■ EXTRACT PROVIDED ■
......
Hepburn collection includes 'everything'



By Bob Thomas
The Associated Press

The stuff of one remarkable life was spread out on 10 large library tables.

There were letters, telegrams, scrapbooks, movie scripts, scores of photographs and other memorabilia - all meticulously collected by Katharine Hepburn during her classic 65-year career.

Truckloads of the material had been arriving in recent days at the Margaret Herrick Library of the Academy of Motion Picture Arts and Sciences - a gift from the estate of the four-time Oscar-winner, who died last year at age 96. And more mementos were on the way from Hepburn's New York and Connecticut homes.

"She seemed to have saved everything," library director Linda Mehr said. "We think it's an extraordinary treasure."

During her Hollywood era, interviewers quickly learned that questions about Hepburn's personal life evoked a reproving stare. Astonishingly, though, she directed that all of her papers be made available to the public after her death.

This included correspondence with close friends Cary Grant, Tennessee Williams, Laurence Olivier, John Wayne, Henry Fonda and of course Spencer Tracy, as well as numerous exchanges with directors such as George Cukor, John Huston and David Lean.

"I talked to her about this many, many times," says Cynthia McCormick, a 30-year friend of the actress and co-executor of the estate.

"Were there things that she wanted to destroy or wanted me to destroy? Her answer was no," McCormick said. "She thought that what she had saved was the truth of her own experience, and it was OK after she was gone to let people know the truth."

Hepburn's four acting Oscars remain a record, and her 12 acting nominations were topped only last year by Meryl Streep.

The academy library also houses the collections of Gregory Peck, Cary Grant, Mae West and many other stars, but none matches the size and scope of Hepburn's.

"This is a record collection ... and the most comprehensive," Mehr said. "She was such an articulate person and one with whom people loved to correspond."

A sampling:

• A handwritten letter from Jane Fonda after the Oscars for On Golden Pond had been awarded to Hepburn and Henry Fonda, who was dying: "Your notes to him have lifted his spirit and moved him deeply at a time when spirit is about all he's got going. That is the nicest gift one can give him."

• A note to Hepburn when she was in a New York play: "I just wanted to tell you I enjoyed you last night. Eleanor Roosevelt."

• A missive from Hepburn's father urging her not to break her movie contract so she could do a Broadway play. She followed his advice.

• A long letter to her father telling him of a meeting with MGM bigwigs about whether to make a film version of Without Love, a play she had done in New York and to which she owned the film rights and which became one of the better Hepburn-Tracy films.
......
■ RECORDS SUPPLIED ■
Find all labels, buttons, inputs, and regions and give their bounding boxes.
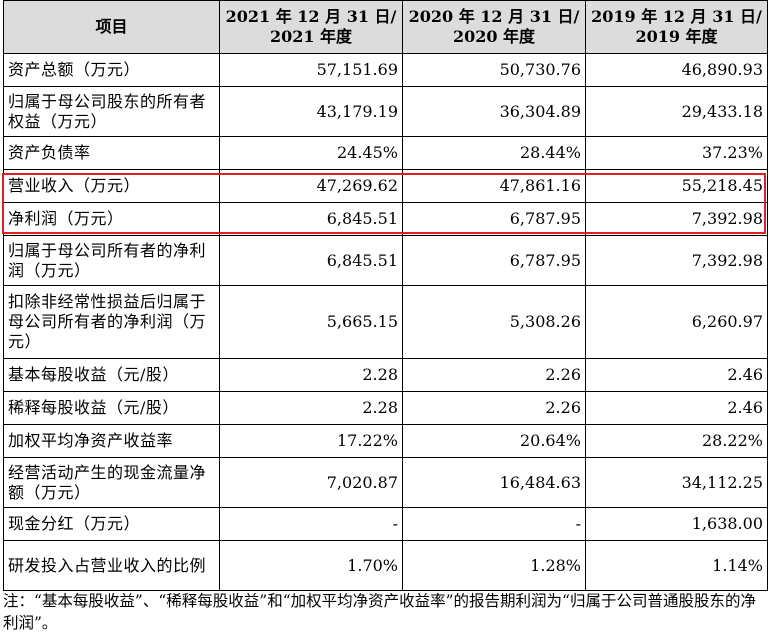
table-row: 归属于母公司所有者的净利润（万元） 6,845.51 6,787.95 7,392.9…: [3, 235, 768, 286]
value-cell-2020: 2.26: [402, 391, 586, 425]
value-cell-2020: 36,304.89: [402, 86, 586, 137]
row-label: 归属于母公司所有者的净利润（万元）: [3, 235, 220, 286]
table-row: 经营活动产生的现金流量净额（万元） 7,020.87 16,484.63 34,112…: [3, 457, 768, 508]
value-cell-2020: -: [402, 507, 586, 541]
row-label: 资产总额（万元）: [3, 53, 220, 87]
value-cell-2020: 50,730.76: [402, 53, 586, 87]
header-2019: 2019 年 12 月 31 日/2019 年度: [585, 0, 768, 54]
table-row: 资产负债率 24.45% 28.44% 37.23%: [3, 136, 768, 170]
table-row: 加权平均净资产收益率 17.22% 20.64% 28.22%: [3, 424, 768, 458]
table-row: 现金分红（万元） - -1,638.00: [3, 507, 768, 541]
value-cell-2019: 2.46: [585, 391, 768, 425]
financial-summary-table: 项目 2021 年 12 月 31 日/2021 年度 2020 年 12 月 …: [3, 0, 768, 591]
row-label: 稀释每股收益（元/股）: [3, 391, 220, 425]
value-cell-2019: 29,433.18: [585, 86, 768, 137]
value-cell-2021: 2.28: [219, 358, 403, 392]
value-cell-2020: 47,861.16: [402, 169, 586, 203]
value-cell-2019: 1,638.00: [585, 507, 768, 541]
row-label: 经营活动产生的现金流量净额（万元）: [3, 457, 220, 508]
value-cell-2019: 7,392.98: [585, 202, 768, 236]
value-cell-2020: 16,484.63: [402, 457, 586, 508]
footnote: 注：“基本每股收益”、“稀释每股收益”和“加权平均净资产收益率”的报告期利润为“…: [3, 592, 756, 632]
table-row: 归属于母公司股东的所有者权益（万元） 43,179.19 36,304.89 29,4…: [3, 86, 768, 137]
value-cell-2019: 7,392.98: [585, 235, 768, 286]
row-label: 加权平均净资产收益率: [3, 424, 220, 458]
value-cell-2021: 2.28: [219, 391, 403, 425]
value-cell-2021: -: [219, 507, 403, 541]
table-row: 资产总额（万元） 57,151.69 50,730.76 46,890.93: [3, 53, 768, 87]
row-label: 归属于母公司股东的所有者权益（万元）: [3, 86, 220, 137]
row-label: 基本每股收益（元/股）: [3, 358, 220, 392]
row-label: 营业收入（万元）: [3, 169, 220, 203]
header-2020: 2020 年 12 月 31 日/2020 年度: [402, 0, 586, 54]
value-cell-2020: 28.44%: [402, 136, 586, 170]
value-cell-2021: 5,665.15: [219, 285, 403, 359]
row-label: 净利润（万元）: [3, 202, 220, 236]
value-cell-2019: 37.23%: [585, 136, 768, 170]
value-cell-2019: 34,112.25: [585, 457, 768, 508]
value-cell-2021: 24.45%: [219, 136, 403, 170]
value-cell-2019: 6,260.97: [585, 285, 768, 359]
row-label: 扣除非经常性损益后归属于母公司所有者的净利润（万元）: [3, 285, 220, 359]
row-label: 现金分红（万元）: [3, 507, 220, 541]
table-row: 净利润（万元） 6,845.51 6,787.95 7,392.98: [3, 202, 768, 236]
value-cell-2020: 6,787.95: [402, 235, 586, 286]
table-row: 扣除非经常性损益后归属于母公司所有者的净利润（万元） 5,665.15 5,308.…: [3, 285, 768, 359]
value-cell-2019: 55,218.45: [585, 169, 768, 203]
value-cell-2020: 2.26: [402, 358, 586, 392]
value-cell-2019: 1.14%: [585, 540, 768, 591]
table-row: 营业收入（万元） 47,269.62 47,861.16 55,218.45: [3, 169, 768, 203]
value-cell-2020: 5,308.26: [402, 285, 586, 359]
value-cell-2021: 1.70%: [219, 540, 403, 591]
table-row: 稀释每股收益（元/股） 2.28 2.26 2.46: [3, 391, 768, 425]
header-item: 项目: [3, 0, 220, 54]
value-cell-2021: 57,151.69: [219, 53, 403, 87]
value-cell-2019: 2.46: [585, 358, 768, 392]
table-row: 基本每股收益（元/股） 2.28 2.26 2.46: [3, 358, 768, 392]
value-cell-2019: 28.22%: [585, 424, 768, 458]
header-2021: 2021 年 12 月 31 日/2021 年度: [219, 0, 403, 54]
value-cell-2020: 1.28%: [402, 540, 586, 591]
header-row: 项目 2021 年 12 月 31 日/2021 年度 2020 年 12 月 …: [3, 0, 768, 54]
value-cell-2021: 6,845.51: [219, 202, 403, 236]
table-row: 研发投入占营业收入的比例 1.70% 1.28% 1.14%: [3, 540, 768, 591]
value-cell-2021: 43,179.19: [219, 86, 403, 137]
value-cell-2020: 6,787.95: [402, 202, 586, 236]
row-label: 研发投入占营业收入的比例: [3, 540, 220, 591]
value-cell-2019: 46,890.93: [585, 53, 768, 87]
value-cell-2020: 20.64%: [402, 424, 586, 458]
value-cell-2021: 7,020.87: [219, 457, 403, 508]
value-cell-2021: 47,269.62: [219, 169, 403, 203]
value-cell-2021: 17.22%: [219, 424, 403, 458]
row-label: 资产负债率: [3, 136, 220, 170]
value-cell-2021: 6,845.51: [219, 235, 403, 286]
......
Quote the passage of the article on the Hepburn collection starting at "There were letters, telegrams, scrapbooks, movie" and ending at "classic 65-year career.". Answer from the article only.

There were letters, telegrams, scrapbooks, movie scripts, scores of photographs and other memorabilia - all meticulously collected by Katharine Hepburn during her classic 65-year career.